La rivolta di Trieste è la definizione data ai moti triestini del novembre 1953, che vennero duramente repressi dalla Polizia civile alle dipendenze del Governo militare alleato (GMA), la forza di amministrazione militare alleata angloamericana al cui capo sedeva il generale britannico Thomas Willoughby Winterton.

novembre 1953 a Trieste

I RAGAZZI DEL ’53 Cinquant’anni fa Trieste visse un autunno intriso di speranza ma colorato di sangue. Si era agli ultimi momenti del governo militare alleato, il ritorno dell’Italia a Trieste sembrava cosa fatta, ma fra il 4 e il 6 novembre del 1953, la piazza si animò e, da una situazione di dissidio che, probabilmente, poteva essere controllata, si giunse allo scontro.

Sei triestini: Addobbati, Paglia, Montano, Zavadil, Manzi e Bassa, persero la vita. Numerosi furono i feriti. Qualcuno venne arrestato. Altri, per evitare che ciò accadesse, furono allontanati dalla città proprio grazie al pronto intervento della Lega Nazionale. Si era al culmine di un decennio tremendo e tremendo fu quel novembre di cinquant’anni fa. In occasione del Cinquantenario del ritorno di Trieste all’Italia il Presidente della Repubblica ha insignito della Medaglia d’Oro al Valore Civile i 6 triestini che hanno dato la vita per la patria in quei giorni del ’53.

**Operazioni richieste:**
• 1. Traduci in inglese la frase del testo sulla rivolta di Trieste "Sei triestini: Addobbati, Paglia, Montano, Zavadil, Manzi e Bassa, persero la vita."
• 2. Restituisci senza modifiche il passo del testo sulla rivolta di Trieste che parte dalle parole "La rivolta di Trieste è" e si chiude dopo "britannico Thomas Willoughby Winterton.".
Le voci riportate non hanno alcun ruolo in questo.

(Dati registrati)
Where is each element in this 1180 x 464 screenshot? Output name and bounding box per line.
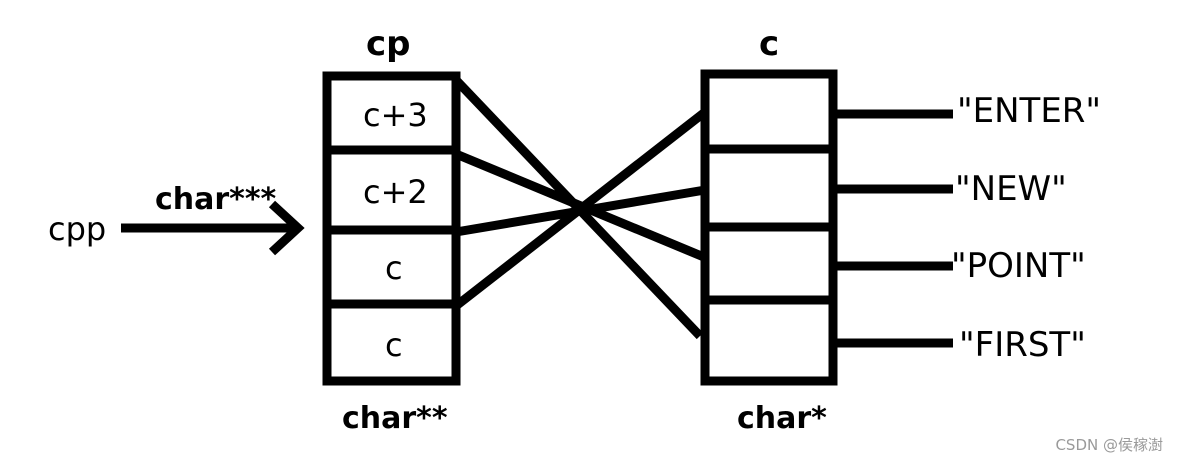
cpp-label: cpp xyxy=(48,210,106,248)
c-array-type-label: char* xyxy=(737,401,827,436)
cp-cell-1: c+2 xyxy=(363,173,428,211)
cp-cell-3: c xyxy=(385,326,403,364)
watermark: CSDN @侯稼澍 xyxy=(1055,436,1163,454)
string-new: "NEW" xyxy=(955,169,1067,209)
cp-array-type-label: char** xyxy=(342,401,448,436)
cpp-arrow-head xyxy=(268,200,305,256)
cp-cell-0: c+3 xyxy=(363,96,428,134)
string-point: "POINT" xyxy=(951,246,1086,286)
cp-cell-2: c xyxy=(385,249,403,287)
c-array xyxy=(700,69,838,386)
cpp-type-label: char*** xyxy=(155,182,277,217)
string-first: "FIRST" xyxy=(959,325,1086,365)
c-array-title: c xyxy=(759,24,779,64)
string-enter: "ENTER" xyxy=(957,91,1101,131)
string-links xyxy=(833,109,953,348)
pointer-links xyxy=(452,76,713,340)
link-cp3-to-c0 xyxy=(453,108,708,310)
cp-array-title: cp xyxy=(366,24,411,64)
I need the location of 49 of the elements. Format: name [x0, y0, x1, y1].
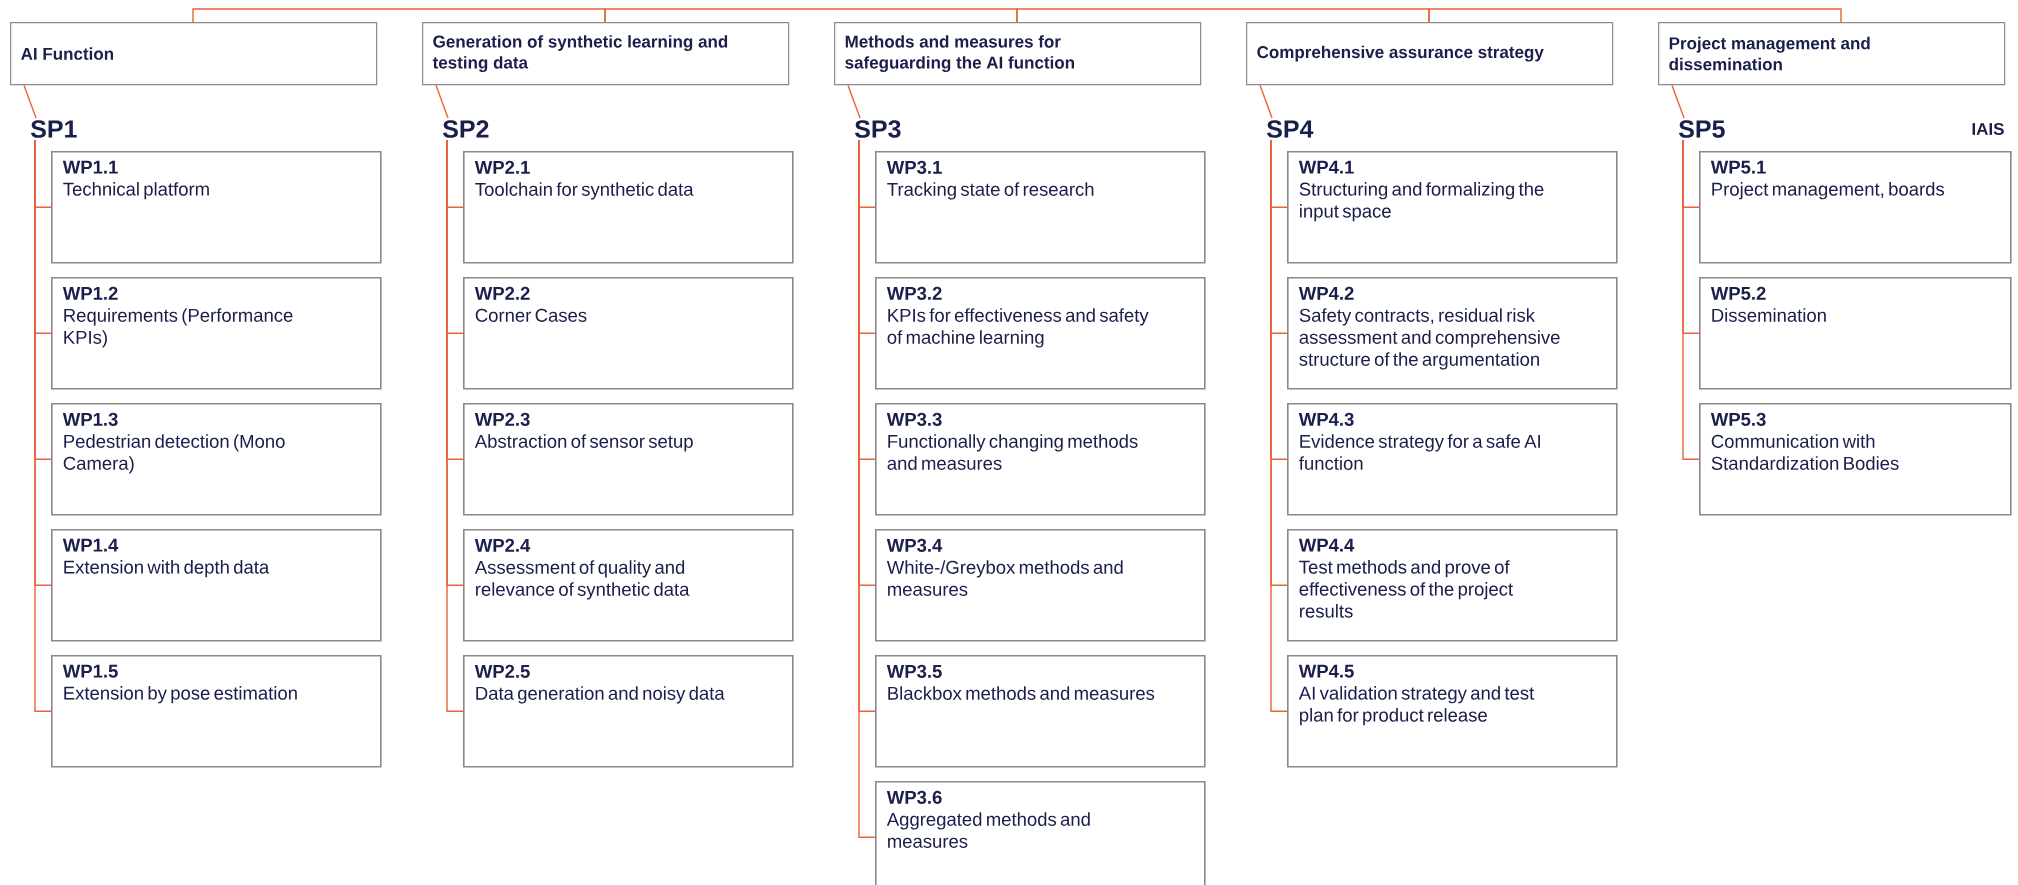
section-label: SP2	[442, 120, 489, 138]
partner-label: IAIS	[1972, 123, 2004, 135]
work-package-box: WP4.4 Test methods and prove of effectiveness of the project results	[1287, 529, 1618, 642]
work-package-box: WP3.5 Blackbox methods and measures	[875, 655, 1206, 768]
work-package-box: WP4.5 AI validation strategy and test plan for product release	[1287, 655, 1618, 768]
connector-line	[34, 139, 52, 712]
work-package-box: WP5.2 Dissemination	[1699, 277, 2012, 390]
work-package-box: WP2.1 Toolchain for synthetic data	[463, 151, 794, 264]
header-box: Comprehensive assurance strategy	[1246, 22, 1614, 86]
work-package-box: WP3.6 Aggregated methods and measures	[875, 781, 1206, 885]
header-box: Project management and dissemination	[1658, 22, 2006, 86]
work-package-box: WP4.1 Structuring and formalizing the input space	[1287, 151, 1618, 264]
connector-line	[604, 8, 1018, 23]
section-label: SP4	[1266, 120, 1314, 138]
work-package-box: WP5.3 Communication with Standardization Bodies	[1699, 403, 2012, 516]
work-package-box: WP5.1 Project management, boards	[1699, 151, 2012, 264]
work-package-box: WP3.2 KPIs for effectiveness and safety of machine learning	[875, 277, 1206, 390]
work-package-box: WP2.2 Corner Cases	[463, 277, 794, 390]
work-package-box: WP1.3 Pedestrian detection (Mono Camera)	[51, 403, 382, 516]
work-package-box: WP3.1 Tracking state of research	[875, 151, 1206, 264]
connector-line	[1671, 84, 1685, 119]
connector-line	[446, 139, 464, 712]
work-package-box: WP2.4 Assessment of quality and relevance of synthetic data	[463, 529, 794, 642]
connector-line	[435, 84, 449, 119]
section-label: SP1	[30, 120, 77, 138]
connector-line	[1016, 8, 1430, 23]
header-box: AI Function	[10, 22, 378, 86]
work-package-box: WP2.5 Data generation and noisy data	[463, 655, 794, 768]
work-package-box: WP1.2 Requirements (Performance KPIs)	[51, 277, 382, 390]
work-package-box: WP1.5 Extension by pose estimation	[51, 655, 382, 768]
work-package-box: WP3.3 Functionally changing methods and measures	[875, 403, 1206, 516]
work-package-box: WP4.2 Safety contracts, residual risk assessment and comprehensive structure of the argumentation	[1287, 277, 1618, 390]
connector-line	[192, 8, 606, 23]
work-package-box: WP2.3 Abstraction of sensor setup	[463, 403, 794, 516]
work-package-box: WP1.4 Extension with depth data	[51, 529, 382, 642]
connector-line	[847, 84, 861, 119]
header-box: Methods and measures for safeguarding the AI function	[834, 22, 1202, 86]
section-label: SP5	[1678, 120, 1725, 138]
work-package-box: WP1.1 Technical platform	[51, 151, 382, 264]
connector-line	[1259, 84, 1273, 119]
connector-line	[1428, 8, 1842, 23]
connector-line	[1682, 139, 1700, 460]
work-package-box: WP3.4 White-/Greybox methods and measures	[875, 529, 1206, 642]
header-box: Generation of synthetic learning and testing data	[422, 22, 790, 86]
section-label: SP3	[854, 120, 901, 138]
connector-line	[23, 84, 37, 119]
work-package-box: WP4.3 Evidence strategy for a safe AI function	[1287, 403, 1618, 516]
connector-line	[858, 139, 876, 838]
connector-line	[1270, 139, 1288, 712]
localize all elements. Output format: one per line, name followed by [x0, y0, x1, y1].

**Risposte fornite:**
• 1. Six people from Trieste—Addobbati, Paglia, Montano, Zavadil, Manzi and Bassa—lost their lives.

• 2.
La rivolta di Trieste è la definizione data ai moti triestini del novembre 1953, che vennero duramente repressi dalla Polizia civile alle dipendenze del Governo militare alleato (GMA), la forza di amministrazione militare alleata angloamericana al cui capo sedeva il generale britannico Thomas Willoughby Winterton.